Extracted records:
════════════════════
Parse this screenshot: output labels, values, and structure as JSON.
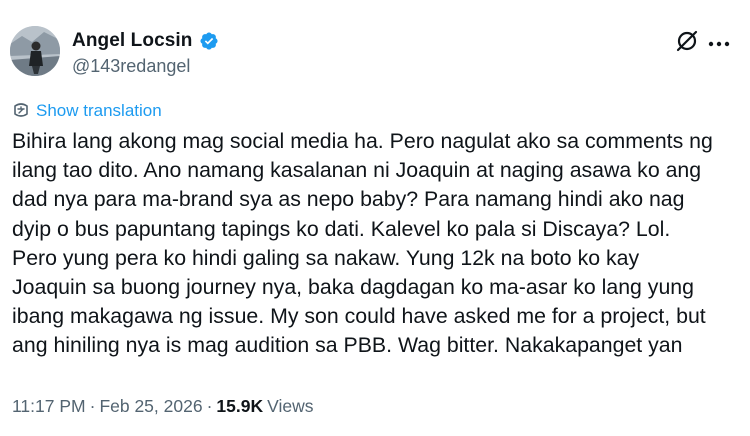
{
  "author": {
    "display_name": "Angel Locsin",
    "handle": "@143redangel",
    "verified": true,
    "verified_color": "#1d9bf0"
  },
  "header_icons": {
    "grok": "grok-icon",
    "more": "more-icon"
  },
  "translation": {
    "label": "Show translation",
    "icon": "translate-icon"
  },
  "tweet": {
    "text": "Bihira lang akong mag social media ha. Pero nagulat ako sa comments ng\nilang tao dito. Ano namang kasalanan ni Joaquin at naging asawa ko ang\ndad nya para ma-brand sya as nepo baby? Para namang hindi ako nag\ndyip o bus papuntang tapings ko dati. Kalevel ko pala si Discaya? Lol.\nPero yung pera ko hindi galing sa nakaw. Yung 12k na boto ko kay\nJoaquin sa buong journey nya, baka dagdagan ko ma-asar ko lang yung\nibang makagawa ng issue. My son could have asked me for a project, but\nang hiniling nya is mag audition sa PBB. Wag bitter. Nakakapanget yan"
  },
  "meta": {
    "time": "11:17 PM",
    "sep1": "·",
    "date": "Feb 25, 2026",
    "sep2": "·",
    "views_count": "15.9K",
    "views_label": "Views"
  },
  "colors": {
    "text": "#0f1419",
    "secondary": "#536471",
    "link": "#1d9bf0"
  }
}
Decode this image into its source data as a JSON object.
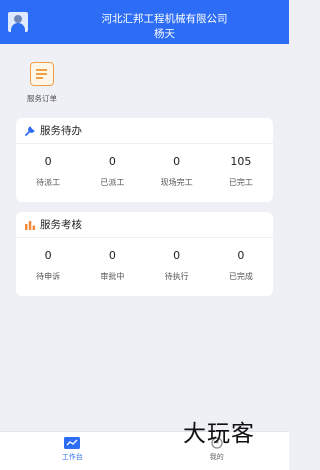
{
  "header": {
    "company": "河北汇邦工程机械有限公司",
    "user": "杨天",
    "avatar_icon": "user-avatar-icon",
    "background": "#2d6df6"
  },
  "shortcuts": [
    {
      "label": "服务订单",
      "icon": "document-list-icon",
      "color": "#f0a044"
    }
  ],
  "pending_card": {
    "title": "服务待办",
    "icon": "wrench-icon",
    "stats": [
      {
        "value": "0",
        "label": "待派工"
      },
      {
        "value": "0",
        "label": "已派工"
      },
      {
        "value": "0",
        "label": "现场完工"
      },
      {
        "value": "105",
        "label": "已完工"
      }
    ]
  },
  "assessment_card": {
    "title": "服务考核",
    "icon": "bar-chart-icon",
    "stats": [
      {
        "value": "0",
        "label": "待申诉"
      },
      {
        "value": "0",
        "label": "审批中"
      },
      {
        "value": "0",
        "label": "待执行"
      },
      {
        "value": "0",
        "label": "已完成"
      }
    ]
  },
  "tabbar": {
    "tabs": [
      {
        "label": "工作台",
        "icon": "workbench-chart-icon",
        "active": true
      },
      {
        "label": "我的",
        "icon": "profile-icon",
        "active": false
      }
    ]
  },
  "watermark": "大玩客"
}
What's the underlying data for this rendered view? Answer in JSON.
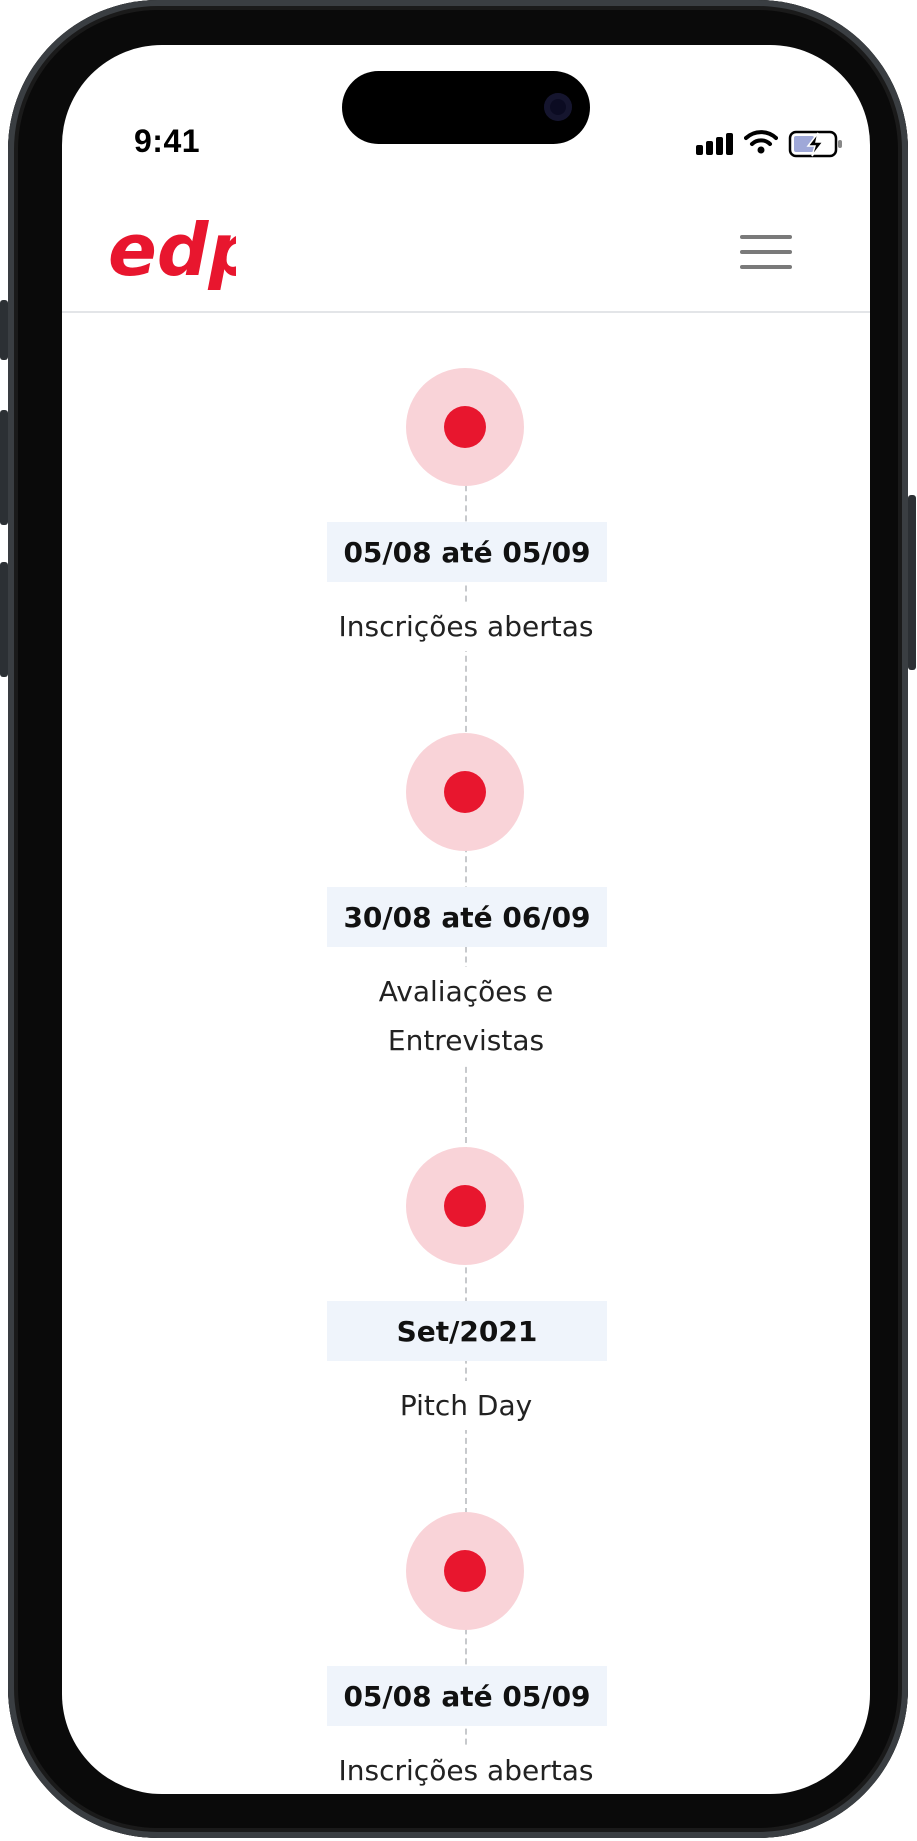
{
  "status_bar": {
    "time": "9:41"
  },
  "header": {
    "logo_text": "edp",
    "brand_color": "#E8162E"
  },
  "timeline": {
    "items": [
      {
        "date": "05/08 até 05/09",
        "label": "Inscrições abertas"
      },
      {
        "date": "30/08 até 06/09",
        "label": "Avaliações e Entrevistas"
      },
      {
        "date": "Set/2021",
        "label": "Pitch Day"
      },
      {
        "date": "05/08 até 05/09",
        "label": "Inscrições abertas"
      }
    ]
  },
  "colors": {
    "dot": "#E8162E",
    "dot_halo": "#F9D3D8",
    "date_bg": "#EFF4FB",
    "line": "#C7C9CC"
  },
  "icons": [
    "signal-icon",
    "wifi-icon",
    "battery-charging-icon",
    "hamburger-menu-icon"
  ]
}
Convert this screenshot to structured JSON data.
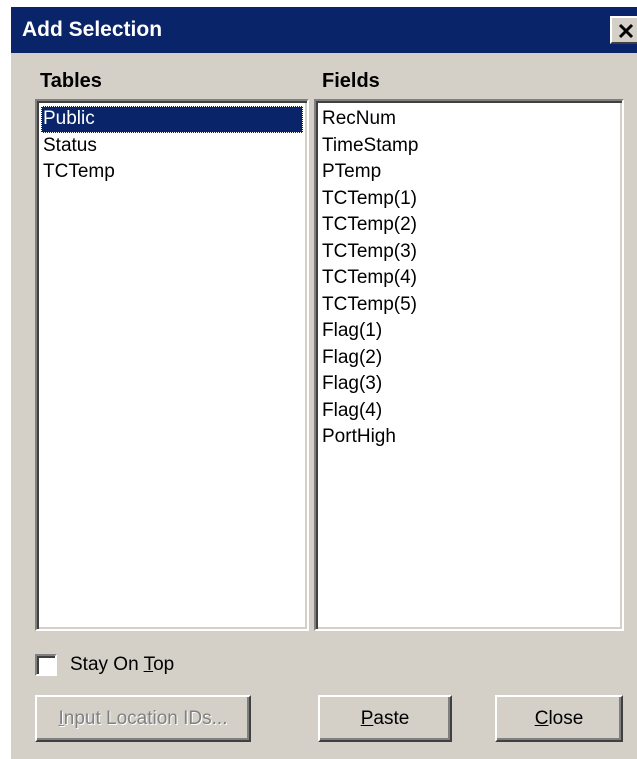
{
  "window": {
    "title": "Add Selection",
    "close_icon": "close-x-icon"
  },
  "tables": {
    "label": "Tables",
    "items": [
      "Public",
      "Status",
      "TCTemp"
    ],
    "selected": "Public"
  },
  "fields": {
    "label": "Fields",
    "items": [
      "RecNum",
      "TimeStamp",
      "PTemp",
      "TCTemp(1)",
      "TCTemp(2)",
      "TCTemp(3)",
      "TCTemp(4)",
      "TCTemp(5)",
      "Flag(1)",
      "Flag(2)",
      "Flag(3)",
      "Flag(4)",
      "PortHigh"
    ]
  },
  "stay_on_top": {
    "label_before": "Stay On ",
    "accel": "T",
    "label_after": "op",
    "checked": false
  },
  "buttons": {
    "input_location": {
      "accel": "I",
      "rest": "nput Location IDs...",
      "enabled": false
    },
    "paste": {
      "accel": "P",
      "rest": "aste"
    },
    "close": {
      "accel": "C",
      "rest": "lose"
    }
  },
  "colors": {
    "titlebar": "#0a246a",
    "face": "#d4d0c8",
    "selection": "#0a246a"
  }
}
════════════════════
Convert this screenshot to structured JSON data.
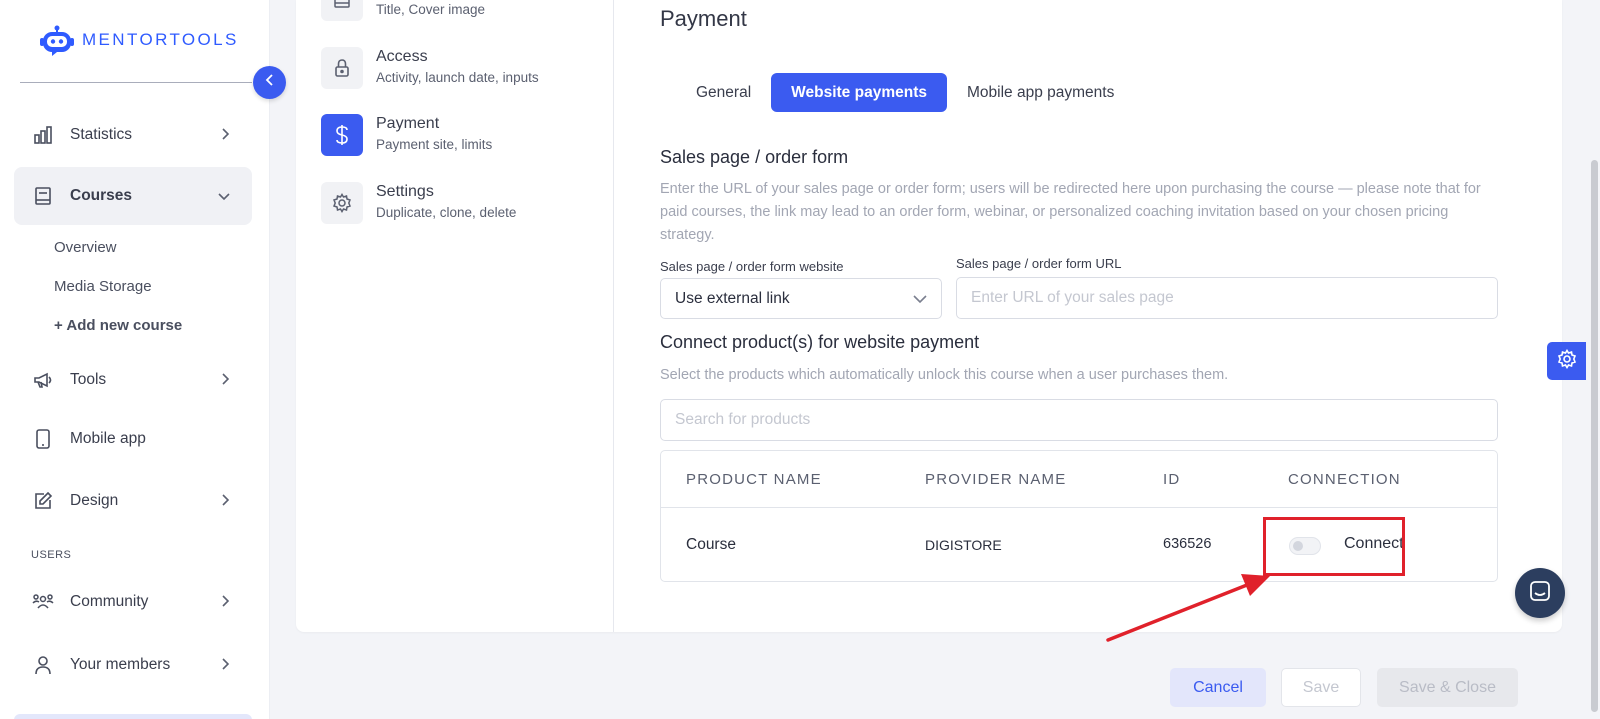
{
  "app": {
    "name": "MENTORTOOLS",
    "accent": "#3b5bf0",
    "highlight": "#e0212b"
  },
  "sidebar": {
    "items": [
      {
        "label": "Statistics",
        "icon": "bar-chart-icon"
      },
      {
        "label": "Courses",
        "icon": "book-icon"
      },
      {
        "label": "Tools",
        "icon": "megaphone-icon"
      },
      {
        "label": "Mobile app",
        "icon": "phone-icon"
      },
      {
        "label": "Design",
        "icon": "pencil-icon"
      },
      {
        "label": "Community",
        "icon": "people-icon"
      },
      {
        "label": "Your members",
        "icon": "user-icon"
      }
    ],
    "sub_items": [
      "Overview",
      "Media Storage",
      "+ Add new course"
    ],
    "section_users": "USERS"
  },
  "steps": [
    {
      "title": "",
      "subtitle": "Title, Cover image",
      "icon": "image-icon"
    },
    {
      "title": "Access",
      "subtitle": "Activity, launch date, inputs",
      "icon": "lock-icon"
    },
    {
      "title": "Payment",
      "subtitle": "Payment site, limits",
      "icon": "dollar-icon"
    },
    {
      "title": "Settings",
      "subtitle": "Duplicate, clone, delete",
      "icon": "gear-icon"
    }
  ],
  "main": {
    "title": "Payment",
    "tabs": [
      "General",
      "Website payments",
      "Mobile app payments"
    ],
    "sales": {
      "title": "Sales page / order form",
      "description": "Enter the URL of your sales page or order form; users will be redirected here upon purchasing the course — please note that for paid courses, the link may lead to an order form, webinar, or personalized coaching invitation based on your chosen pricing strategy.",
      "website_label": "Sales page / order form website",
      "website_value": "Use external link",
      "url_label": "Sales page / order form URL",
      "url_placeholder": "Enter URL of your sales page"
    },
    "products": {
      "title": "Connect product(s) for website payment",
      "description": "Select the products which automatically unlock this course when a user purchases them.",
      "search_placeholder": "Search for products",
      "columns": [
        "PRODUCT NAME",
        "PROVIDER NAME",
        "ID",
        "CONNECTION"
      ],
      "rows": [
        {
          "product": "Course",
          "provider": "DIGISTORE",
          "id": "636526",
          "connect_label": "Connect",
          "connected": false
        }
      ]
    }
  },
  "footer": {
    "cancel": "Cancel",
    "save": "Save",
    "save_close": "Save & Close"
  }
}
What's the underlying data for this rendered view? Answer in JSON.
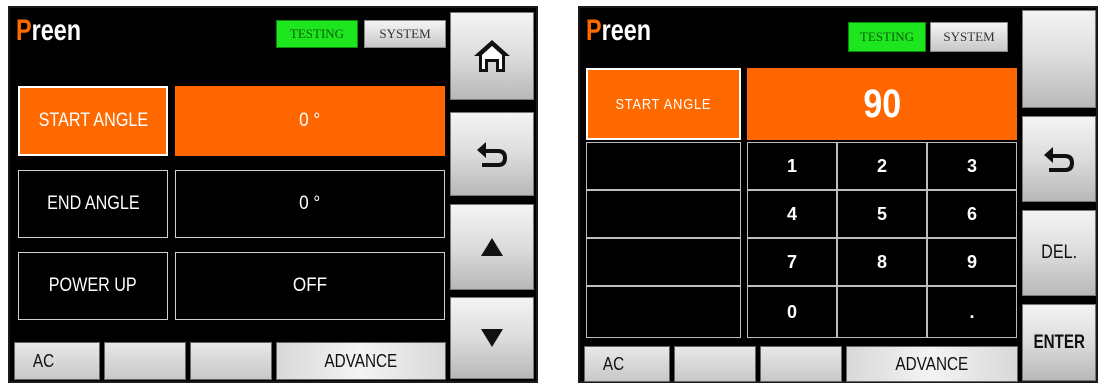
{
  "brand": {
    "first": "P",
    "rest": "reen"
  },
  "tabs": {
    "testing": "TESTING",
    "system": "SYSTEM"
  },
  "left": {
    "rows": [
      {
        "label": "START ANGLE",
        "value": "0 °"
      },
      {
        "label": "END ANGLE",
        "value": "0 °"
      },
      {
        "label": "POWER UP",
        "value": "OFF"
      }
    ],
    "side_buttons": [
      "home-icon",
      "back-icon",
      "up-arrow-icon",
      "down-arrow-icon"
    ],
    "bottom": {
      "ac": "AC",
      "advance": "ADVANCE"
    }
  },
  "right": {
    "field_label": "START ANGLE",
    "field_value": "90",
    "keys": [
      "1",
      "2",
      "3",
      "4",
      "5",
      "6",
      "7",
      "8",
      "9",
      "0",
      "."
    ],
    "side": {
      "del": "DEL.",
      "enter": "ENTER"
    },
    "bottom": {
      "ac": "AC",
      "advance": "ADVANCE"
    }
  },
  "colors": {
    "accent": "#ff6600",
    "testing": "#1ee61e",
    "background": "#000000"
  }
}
════════════════════
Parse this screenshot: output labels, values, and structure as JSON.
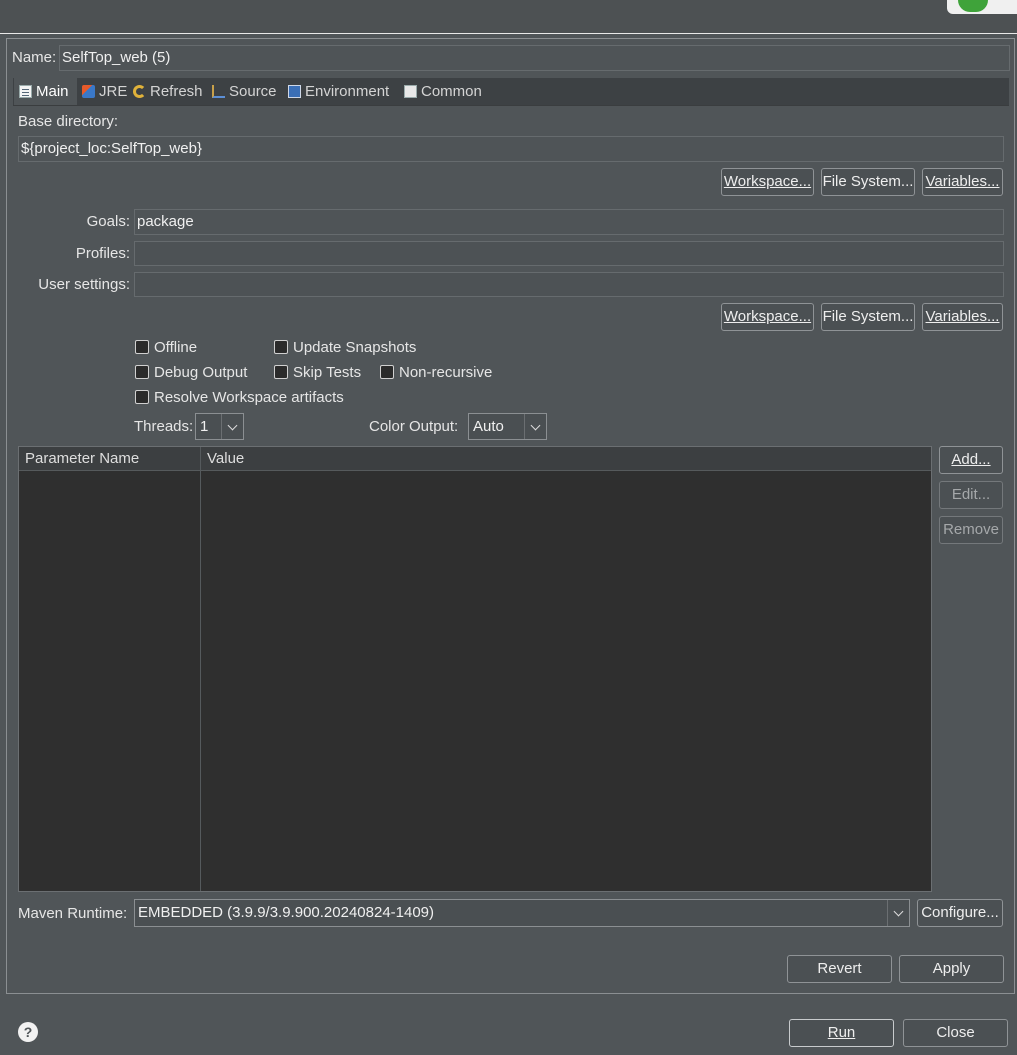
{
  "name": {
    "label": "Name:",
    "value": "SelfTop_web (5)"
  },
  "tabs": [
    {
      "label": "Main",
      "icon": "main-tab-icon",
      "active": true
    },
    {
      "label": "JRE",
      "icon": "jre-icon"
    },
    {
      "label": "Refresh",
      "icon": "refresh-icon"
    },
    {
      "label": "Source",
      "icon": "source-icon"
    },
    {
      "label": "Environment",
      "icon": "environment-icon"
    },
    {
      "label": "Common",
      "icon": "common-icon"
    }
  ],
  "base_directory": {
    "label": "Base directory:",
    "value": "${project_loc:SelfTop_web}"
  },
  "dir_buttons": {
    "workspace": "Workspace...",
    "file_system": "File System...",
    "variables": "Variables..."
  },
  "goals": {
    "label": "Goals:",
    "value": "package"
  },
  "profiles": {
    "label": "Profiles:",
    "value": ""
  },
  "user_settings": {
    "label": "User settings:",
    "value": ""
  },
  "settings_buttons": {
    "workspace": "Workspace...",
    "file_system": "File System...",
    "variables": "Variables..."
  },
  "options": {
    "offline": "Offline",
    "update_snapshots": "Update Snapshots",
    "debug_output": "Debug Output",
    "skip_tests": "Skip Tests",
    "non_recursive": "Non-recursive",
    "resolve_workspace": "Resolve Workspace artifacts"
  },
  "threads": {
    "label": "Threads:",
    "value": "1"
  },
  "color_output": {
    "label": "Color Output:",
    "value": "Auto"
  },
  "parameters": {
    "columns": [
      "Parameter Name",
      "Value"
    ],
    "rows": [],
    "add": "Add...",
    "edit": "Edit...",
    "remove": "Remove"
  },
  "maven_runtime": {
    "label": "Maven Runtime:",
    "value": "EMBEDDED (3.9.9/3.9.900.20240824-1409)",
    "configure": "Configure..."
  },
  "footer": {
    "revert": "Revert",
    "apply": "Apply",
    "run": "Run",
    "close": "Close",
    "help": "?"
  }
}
════════════════════
What you will do – Which lines above hold the word "background"? Copy each of them.

Result –
    "background": "#2d6df6"
    "background": "#000000"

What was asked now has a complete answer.